* EXERCISE INSTRUCTIONS:
1) Please list the number of every Accounting Standards Update that the FASB accounting updates extract says was issued.
2) Duplicate the FASB accounting updates extract from "In February 2018, the" to "presentation and disclosures." word for word.

══ EXTRACT PROVIDED ══

For public entities this update will be effective for fiscal years beginning after December 15, 2017, and for interim periods within those fiscal years. For all other entities, this update is effective for fiscal years beginning after
December 15, 2018, and interim periods within fiscal years beginning after December 15, 2019. The Investment Adviser is currently evaluating the impact of this new guidance on the Funds financial statements.
In December 2016, the FASB issued Accounting Standards Update 2016-19, Technical Corrections and Improvements. The
amendments in this update include an amendment to FASB ASC Topic 820, Fair Value Measurement and Disclosures to clarify the difference between a valuation approach and a valuation technique. The amendment also requires an entity to disclose when
there has been a change in either or both a valuation approach and/or a valuation technique. For public entities, this update will be effective for fiscal years beginning after December 15, 2017, and for interim periods within those fiscal
years. For all other entities, this update is effective for fiscal years beginning after December 15, 2018, and interim periods within fiscal years beginning after December 15, 2019. The Investment Adviser is currently evaluating the
impact of this new guidance on the Funds financial statements.
In March 2017, the FASB issued Accounting Standards Update 2017-08, Receivables Nonrefundable Fees and Other Costs (Subtopic 310-20). The amendments in this update shorten the amortization period for certain callable debt
securities held at premium. Specifically, the
amend-
ments require the premium to be amortized to the earliest call date. The amendments do not require an accounting change for securities held at a discount; the discount continues to be amortized
to maturity. For public entities this update will be effective for fiscal years beginning after December 15, 2018, and for interim periods within those fiscal years. The Investment Adviser is currently evaluating the impact of this new guidance
on the Funds financial statements.
In February 2018, the FASB issued Accounting Standards Update 2018-03, Technical Corrections and Improvements
to Financial Instruments Overall (Subtopic 825-10): Recognition and Measurement of Financial Assets and Financial Liabilities. The amendments in this update provide a variety of technical corrections and improvements to how entities should
account for financial instruments. shorten the amortization period for certain callable debt securities held at premium. For public entities this update will be effective for fiscal years beginning after December 15, 2017, and for interim
periods within those fiscal years beginning after June 15, 2018. The Investment Adviser is currently evaluating the impact of this new guidance on its financial statement presentation and disclosures.

═══
══ SUPPLIED DATA ══

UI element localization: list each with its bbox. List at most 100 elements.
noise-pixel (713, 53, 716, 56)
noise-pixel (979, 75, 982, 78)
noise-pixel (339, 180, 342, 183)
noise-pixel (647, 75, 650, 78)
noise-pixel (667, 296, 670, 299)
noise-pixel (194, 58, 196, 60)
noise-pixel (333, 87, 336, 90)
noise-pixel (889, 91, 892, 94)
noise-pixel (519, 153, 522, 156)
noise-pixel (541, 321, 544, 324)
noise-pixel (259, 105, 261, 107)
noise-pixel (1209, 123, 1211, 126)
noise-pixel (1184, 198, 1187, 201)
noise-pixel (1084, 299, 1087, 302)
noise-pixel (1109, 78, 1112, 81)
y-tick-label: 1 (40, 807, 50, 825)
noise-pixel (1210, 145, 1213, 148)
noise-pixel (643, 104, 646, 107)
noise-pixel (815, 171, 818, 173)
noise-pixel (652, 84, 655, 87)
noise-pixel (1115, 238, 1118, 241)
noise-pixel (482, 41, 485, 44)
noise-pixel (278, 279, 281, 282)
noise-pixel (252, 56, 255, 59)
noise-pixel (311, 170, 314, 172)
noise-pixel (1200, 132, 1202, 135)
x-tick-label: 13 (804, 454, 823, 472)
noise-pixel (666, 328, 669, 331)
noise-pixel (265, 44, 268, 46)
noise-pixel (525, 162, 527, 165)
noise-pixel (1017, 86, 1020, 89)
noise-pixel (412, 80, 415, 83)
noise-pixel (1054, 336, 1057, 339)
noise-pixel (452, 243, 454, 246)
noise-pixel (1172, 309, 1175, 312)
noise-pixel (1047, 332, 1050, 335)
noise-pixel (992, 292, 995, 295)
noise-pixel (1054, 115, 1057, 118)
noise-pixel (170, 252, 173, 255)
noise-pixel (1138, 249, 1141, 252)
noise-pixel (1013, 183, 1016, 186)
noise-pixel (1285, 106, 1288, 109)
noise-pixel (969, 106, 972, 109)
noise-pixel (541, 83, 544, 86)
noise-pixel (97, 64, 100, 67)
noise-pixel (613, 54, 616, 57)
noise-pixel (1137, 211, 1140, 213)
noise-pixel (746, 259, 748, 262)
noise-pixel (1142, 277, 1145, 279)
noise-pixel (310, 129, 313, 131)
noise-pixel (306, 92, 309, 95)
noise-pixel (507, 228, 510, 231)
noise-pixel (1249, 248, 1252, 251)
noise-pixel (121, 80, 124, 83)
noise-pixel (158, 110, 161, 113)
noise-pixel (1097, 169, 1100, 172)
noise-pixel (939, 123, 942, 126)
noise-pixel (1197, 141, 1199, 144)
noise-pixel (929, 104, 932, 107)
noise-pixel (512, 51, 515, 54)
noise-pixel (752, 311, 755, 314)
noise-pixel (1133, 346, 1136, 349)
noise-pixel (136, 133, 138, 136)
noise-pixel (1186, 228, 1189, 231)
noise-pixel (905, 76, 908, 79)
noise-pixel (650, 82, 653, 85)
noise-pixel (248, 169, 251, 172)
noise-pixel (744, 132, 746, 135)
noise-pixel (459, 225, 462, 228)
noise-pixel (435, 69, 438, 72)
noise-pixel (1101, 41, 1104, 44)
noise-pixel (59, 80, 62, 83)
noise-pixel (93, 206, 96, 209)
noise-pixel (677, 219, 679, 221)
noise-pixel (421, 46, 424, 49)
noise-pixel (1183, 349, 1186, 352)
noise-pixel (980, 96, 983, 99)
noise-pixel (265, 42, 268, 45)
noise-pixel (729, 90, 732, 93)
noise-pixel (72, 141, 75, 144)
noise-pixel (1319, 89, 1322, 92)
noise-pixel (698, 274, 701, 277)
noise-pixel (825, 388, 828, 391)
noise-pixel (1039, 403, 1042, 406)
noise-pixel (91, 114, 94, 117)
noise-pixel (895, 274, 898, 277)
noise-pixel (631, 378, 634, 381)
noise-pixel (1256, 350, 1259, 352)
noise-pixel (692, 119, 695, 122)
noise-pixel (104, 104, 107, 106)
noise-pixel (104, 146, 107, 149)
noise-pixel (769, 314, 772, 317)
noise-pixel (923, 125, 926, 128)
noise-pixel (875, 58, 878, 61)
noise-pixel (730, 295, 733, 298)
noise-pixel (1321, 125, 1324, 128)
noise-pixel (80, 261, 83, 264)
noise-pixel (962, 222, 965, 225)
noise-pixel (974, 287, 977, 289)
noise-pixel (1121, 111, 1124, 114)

═══

* RESULTS BY TASK:
1)
2016-19
2017-08
2018-03

2)
In February 2018, the FASB issued Accounting Standards Update 2018-03, Technical Corrections and Improvements
to Financial Instruments Overall (Subtopic 825-10): Recognition and Measurement of Financial Assets and Financial Liabilities. The amendments in this update provide a variety of technical corrections and improvements to how entities should
account for financial instruments. shorten the amortization period for certain callable debt securities held at premium. For public entities this update will be effective for fiscal years beginning after December 15, 2017, and for interim
periods within those fiscal years beginning after June 15, 2018. The Investment Adviser is currently evaluating the impact of this new guidance on its financial statement presentation and disclosures.